Reproduce the following records exactly from the line containing "Transcribe the text in this document." onward, ending with the last line and including it.

**Records provided:**
* BEGIN *

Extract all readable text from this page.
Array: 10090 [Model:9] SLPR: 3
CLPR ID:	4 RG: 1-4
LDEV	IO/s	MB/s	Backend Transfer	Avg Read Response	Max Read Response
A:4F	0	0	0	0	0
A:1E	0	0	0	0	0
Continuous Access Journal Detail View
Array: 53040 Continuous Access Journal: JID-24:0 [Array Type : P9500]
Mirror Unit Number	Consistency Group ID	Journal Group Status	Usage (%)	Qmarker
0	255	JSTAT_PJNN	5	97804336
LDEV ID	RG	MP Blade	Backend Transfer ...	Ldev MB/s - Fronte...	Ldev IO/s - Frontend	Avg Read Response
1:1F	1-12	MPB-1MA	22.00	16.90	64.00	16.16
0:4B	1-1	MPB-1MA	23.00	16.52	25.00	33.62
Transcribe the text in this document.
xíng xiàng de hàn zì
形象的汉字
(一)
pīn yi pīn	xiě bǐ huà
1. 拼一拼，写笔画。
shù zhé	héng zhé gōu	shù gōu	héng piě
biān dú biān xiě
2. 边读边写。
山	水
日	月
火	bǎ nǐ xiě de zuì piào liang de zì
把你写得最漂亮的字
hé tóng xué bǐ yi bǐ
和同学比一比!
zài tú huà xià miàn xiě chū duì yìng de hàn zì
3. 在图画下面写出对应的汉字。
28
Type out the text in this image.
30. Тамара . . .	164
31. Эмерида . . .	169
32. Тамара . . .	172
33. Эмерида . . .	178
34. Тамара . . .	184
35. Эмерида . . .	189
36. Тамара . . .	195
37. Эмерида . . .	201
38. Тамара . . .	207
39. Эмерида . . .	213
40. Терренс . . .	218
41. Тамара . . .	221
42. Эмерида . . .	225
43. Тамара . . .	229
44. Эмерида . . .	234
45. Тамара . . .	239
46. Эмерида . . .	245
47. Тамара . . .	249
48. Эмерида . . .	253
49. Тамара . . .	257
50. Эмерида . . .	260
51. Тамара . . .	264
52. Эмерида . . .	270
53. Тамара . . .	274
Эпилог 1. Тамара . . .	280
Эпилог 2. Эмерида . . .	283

* END *

**Written answer:**
Transcribe the text in this document.
xíng xiàng de hàn zì
形象的汉字
(一)
pīn yi pīn	xiě bǐ huà
1. 拼一拼，写笔画。
shù zhé	héng zhé gōu	shù gōu	héng piě
biān dú biān xiě
2. 边读边写。
山	水
日	月
火	bǎ nǐ xiě de zuì piào liang de zì
把你写得最漂亮的字
hé tóng xué bǐ yi bǐ
和同学比一比!
zài tú huà xià miàn xiě chū duì yìng de hàn zì
3. 在图画下面写出对应的汉字。
28
Type out the text in this image.
30. Тамара . . .	164
31. Эмерида . . .	169
32. Тамара . . .	172
33. Эмерида . . .	178
34. Тамара . . .	184
35. Эмерида . . .	189
36. Тамара . . .	195
37. Эмерида . . .	201
38. Тамара . . .	207
39. Эмерида . . .	213
40. Терренс . . .	218
41. Тамара . . .	221
42. Эмерида . . .	225
43. Тамара . . .	229
44. Эмерида . . .	234
45. Тамара . . .	239
46. Эмерида . . .	245
47. Тамара . . .	249
48. Эмерида . . .	253
49. Тамара . . .	257
50. Эмерида . . .	260
51. Тамара . . .	264
52. Эмерида . . .	270
53. Тамара . . .	274
Эпилог 1. Тамара . . .	280
Эпилог 2. Эмерида . . .	283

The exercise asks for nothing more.